Reproduce the rows below verbatim, beginning with the first row and ending with the row that contains "optimize-icon: [930, 11, 946, 27]", both included.

Materials provided:
--
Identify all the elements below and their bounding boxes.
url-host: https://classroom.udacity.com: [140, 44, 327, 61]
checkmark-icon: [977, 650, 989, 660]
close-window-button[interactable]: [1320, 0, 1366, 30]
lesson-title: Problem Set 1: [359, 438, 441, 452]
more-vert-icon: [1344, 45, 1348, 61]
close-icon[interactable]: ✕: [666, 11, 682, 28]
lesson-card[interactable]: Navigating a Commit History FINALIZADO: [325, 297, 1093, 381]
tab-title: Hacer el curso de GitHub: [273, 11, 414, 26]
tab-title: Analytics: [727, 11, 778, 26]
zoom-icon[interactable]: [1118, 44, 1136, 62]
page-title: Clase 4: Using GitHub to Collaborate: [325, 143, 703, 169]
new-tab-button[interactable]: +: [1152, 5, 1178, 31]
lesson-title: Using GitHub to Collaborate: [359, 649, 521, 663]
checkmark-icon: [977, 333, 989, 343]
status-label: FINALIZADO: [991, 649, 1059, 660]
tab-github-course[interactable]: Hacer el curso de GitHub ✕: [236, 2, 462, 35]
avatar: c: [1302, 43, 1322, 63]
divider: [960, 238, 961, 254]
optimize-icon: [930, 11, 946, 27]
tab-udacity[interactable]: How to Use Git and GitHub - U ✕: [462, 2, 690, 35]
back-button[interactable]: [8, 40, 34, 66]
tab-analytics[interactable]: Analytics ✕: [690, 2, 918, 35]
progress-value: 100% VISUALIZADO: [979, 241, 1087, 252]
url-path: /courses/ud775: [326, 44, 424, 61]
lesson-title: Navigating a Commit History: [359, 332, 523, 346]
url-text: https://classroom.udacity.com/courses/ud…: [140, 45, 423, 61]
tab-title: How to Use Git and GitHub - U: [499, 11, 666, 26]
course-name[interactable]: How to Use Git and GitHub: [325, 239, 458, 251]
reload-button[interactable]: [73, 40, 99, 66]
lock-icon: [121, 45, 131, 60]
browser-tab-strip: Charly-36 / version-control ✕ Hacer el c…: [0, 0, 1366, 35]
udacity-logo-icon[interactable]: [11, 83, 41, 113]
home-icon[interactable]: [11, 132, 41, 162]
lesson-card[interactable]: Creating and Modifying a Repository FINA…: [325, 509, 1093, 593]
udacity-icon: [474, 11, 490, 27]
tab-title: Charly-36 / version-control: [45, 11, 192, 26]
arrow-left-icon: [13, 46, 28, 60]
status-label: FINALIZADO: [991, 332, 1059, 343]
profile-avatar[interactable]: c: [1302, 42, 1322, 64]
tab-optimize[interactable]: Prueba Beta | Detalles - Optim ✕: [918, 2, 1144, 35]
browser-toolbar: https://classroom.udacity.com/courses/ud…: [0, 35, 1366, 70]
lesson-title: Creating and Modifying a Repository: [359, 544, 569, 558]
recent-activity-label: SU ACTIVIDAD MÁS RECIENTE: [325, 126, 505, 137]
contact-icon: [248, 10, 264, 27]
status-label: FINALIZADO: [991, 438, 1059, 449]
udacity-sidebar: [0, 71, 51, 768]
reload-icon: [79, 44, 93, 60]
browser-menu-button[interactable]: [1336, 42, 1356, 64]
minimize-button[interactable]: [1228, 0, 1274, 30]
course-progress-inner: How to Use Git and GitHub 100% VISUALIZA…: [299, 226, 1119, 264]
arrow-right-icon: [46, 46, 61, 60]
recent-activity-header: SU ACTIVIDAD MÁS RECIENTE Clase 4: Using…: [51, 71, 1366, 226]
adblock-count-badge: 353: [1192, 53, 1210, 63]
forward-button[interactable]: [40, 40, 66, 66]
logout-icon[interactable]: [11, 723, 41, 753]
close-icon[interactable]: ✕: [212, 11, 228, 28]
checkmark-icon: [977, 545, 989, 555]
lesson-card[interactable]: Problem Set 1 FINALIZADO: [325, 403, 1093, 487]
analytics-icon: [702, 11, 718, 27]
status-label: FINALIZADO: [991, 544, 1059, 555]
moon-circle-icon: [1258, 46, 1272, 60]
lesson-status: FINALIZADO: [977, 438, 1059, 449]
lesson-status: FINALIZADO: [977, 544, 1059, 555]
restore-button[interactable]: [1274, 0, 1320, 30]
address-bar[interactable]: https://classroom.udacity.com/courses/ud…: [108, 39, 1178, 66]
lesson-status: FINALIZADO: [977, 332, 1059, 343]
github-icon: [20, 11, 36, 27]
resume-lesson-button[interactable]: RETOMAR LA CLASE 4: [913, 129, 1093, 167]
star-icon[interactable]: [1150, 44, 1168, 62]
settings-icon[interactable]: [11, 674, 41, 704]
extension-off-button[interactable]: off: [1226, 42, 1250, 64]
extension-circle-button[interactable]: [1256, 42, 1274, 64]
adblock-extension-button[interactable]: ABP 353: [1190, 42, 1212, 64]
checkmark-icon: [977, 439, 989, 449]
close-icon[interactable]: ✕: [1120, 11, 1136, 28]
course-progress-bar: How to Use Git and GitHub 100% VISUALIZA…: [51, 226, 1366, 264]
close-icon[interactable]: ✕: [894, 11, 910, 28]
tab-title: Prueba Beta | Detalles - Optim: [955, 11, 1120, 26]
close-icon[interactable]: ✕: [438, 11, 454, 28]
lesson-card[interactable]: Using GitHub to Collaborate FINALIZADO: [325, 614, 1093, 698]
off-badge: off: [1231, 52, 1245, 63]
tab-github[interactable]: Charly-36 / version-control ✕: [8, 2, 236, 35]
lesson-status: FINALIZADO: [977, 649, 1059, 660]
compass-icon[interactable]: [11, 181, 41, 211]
--
Response for this exercise:
Identify all the elements below and their bounding boxes.
url-host: https://classroom.udacity.com: [140, 44, 327, 61]
checkmark-icon: [977, 650, 989, 660]
close-window-button[interactable]: [1320, 0, 1366, 30]
lesson-title: Problem Set 1: [359, 438, 441, 452]
more-vert-icon: [1344, 45, 1348, 61]
close-icon[interactable]: ✕: [666, 11, 682, 28]
lesson-card[interactable]: Navigating a Commit History FINALIZADO: [325, 297, 1093, 381]
tab-title: Hacer el curso de GitHub: [273, 11, 414, 26]
tab-title: Analytics: [727, 11, 778, 26]
zoom-icon[interactable]: [1118, 44, 1136, 62]
page-title: Clase 4: Using GitHub to Collaborate: [325, 143, 703, 169]
new-tab-button[interactable]: +: [1152, 5, 1178, 31]
lesson-title: Using GitHub to Collaborate: [359, 649, 521, 663]
checkmark-icon: [977, 333, 989, 343]
status-label: FINALIZADO: [991, 649, 1059, 660]
tab-github-course[interactable]: Hacer el curso de GitHub ✕: [236, 2, 462, 35]
avatar: c: [1302, 43, 1322, 63]
divider: [960, 238, 961, 254]
optimize-icon: [930, 11, 946, 27]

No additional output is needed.